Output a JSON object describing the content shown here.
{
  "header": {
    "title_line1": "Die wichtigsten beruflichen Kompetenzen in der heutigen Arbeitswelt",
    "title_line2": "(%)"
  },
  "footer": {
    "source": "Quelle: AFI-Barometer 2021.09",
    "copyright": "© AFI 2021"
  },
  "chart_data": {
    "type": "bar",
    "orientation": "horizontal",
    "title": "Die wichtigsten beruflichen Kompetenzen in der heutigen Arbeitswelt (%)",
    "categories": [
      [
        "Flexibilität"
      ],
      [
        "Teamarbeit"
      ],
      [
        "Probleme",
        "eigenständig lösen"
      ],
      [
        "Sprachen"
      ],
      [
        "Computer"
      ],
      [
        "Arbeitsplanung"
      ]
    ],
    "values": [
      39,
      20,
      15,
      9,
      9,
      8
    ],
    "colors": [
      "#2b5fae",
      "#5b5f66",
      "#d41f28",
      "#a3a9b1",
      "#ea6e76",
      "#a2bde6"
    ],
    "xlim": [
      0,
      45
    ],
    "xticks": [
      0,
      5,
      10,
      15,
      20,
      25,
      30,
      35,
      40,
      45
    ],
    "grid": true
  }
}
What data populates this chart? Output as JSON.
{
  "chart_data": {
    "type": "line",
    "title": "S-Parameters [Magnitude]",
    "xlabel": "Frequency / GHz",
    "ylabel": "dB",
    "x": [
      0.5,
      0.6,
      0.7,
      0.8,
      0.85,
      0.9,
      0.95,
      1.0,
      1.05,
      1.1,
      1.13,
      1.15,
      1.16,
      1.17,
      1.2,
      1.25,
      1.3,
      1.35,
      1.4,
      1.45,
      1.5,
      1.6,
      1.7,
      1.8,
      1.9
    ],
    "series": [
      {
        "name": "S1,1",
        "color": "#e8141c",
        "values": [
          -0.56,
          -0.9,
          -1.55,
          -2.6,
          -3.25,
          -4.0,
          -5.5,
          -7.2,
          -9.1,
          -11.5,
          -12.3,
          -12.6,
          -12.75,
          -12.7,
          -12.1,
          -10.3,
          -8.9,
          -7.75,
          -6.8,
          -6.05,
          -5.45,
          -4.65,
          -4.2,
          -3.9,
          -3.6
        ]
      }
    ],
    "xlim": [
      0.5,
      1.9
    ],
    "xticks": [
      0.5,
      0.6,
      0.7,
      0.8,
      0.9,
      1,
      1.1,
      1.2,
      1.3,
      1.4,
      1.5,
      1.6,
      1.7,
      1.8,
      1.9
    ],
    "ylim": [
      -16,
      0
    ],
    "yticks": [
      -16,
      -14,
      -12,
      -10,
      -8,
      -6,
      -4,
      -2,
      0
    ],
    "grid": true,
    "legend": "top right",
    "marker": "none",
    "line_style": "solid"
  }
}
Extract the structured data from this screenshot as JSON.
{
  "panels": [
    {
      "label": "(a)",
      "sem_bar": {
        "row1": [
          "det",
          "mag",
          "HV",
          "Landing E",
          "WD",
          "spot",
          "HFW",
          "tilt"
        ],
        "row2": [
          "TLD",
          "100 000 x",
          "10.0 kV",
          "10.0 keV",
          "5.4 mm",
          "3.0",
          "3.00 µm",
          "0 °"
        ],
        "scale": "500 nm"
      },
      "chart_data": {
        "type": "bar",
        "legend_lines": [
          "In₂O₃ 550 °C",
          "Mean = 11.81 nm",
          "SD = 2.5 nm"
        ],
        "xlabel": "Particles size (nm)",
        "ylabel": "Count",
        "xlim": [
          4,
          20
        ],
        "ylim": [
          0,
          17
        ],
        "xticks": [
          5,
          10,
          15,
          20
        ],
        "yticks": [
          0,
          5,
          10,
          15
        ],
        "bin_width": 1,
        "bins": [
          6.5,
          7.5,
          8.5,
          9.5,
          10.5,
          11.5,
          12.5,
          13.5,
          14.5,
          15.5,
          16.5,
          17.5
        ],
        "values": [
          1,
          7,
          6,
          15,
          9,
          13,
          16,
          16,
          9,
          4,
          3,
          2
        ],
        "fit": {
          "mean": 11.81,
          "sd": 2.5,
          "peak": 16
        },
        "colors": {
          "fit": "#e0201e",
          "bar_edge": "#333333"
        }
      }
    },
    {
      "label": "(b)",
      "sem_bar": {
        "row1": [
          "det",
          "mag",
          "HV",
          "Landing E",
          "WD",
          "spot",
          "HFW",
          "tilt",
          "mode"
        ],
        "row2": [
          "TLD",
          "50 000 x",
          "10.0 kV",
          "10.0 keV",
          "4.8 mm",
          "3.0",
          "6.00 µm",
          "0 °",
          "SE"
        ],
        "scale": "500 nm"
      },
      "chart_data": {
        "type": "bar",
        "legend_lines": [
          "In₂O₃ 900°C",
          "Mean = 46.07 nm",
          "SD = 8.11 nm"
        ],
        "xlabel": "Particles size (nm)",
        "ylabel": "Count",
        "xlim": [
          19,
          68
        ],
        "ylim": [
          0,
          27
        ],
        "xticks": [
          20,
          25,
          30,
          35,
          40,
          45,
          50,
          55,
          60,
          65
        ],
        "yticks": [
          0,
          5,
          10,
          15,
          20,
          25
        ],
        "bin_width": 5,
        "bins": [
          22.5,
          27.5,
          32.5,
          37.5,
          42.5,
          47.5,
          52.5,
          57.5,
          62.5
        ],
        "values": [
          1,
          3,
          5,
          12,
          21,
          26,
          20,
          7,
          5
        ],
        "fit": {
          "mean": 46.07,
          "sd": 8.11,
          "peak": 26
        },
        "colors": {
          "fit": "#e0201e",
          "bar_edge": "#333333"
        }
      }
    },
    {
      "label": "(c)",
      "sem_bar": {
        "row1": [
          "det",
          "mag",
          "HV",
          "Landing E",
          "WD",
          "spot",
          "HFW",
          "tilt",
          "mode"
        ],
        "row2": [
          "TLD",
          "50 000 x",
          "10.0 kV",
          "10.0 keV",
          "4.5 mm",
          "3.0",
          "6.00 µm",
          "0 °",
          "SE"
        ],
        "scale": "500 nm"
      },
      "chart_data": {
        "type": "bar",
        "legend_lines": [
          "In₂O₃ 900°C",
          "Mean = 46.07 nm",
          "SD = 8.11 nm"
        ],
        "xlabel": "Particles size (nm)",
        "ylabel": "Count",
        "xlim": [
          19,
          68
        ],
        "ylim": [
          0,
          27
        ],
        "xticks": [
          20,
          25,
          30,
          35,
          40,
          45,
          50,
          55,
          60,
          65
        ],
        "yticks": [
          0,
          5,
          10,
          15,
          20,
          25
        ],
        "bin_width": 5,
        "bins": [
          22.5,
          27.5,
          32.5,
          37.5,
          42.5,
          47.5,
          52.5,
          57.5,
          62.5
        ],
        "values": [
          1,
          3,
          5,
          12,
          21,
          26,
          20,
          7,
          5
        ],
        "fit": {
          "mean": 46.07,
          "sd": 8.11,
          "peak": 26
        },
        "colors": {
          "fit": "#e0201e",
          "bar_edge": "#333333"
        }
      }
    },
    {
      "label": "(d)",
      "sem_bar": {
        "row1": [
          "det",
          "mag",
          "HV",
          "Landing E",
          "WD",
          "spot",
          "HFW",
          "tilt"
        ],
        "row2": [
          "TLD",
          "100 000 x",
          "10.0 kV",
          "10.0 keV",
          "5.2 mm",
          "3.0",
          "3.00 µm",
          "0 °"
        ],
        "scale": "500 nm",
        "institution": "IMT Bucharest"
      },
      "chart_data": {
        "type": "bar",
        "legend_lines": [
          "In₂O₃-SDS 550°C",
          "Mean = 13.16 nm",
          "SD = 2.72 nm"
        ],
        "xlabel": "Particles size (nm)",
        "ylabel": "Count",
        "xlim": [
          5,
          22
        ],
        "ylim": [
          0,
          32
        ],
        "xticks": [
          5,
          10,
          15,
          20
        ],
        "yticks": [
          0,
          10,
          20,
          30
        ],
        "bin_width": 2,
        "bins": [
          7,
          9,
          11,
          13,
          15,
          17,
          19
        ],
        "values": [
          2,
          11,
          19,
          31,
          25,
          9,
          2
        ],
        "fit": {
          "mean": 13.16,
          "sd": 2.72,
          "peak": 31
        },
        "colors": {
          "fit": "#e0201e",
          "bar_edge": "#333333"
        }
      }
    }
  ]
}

____

WHAT IS EXPECTED
From the listing above, collect each line in which the string "this" appears.

ANSWER BELOW
What data populates this chart? Output as JSON.
Extract the structured data from this screenshot as JSON.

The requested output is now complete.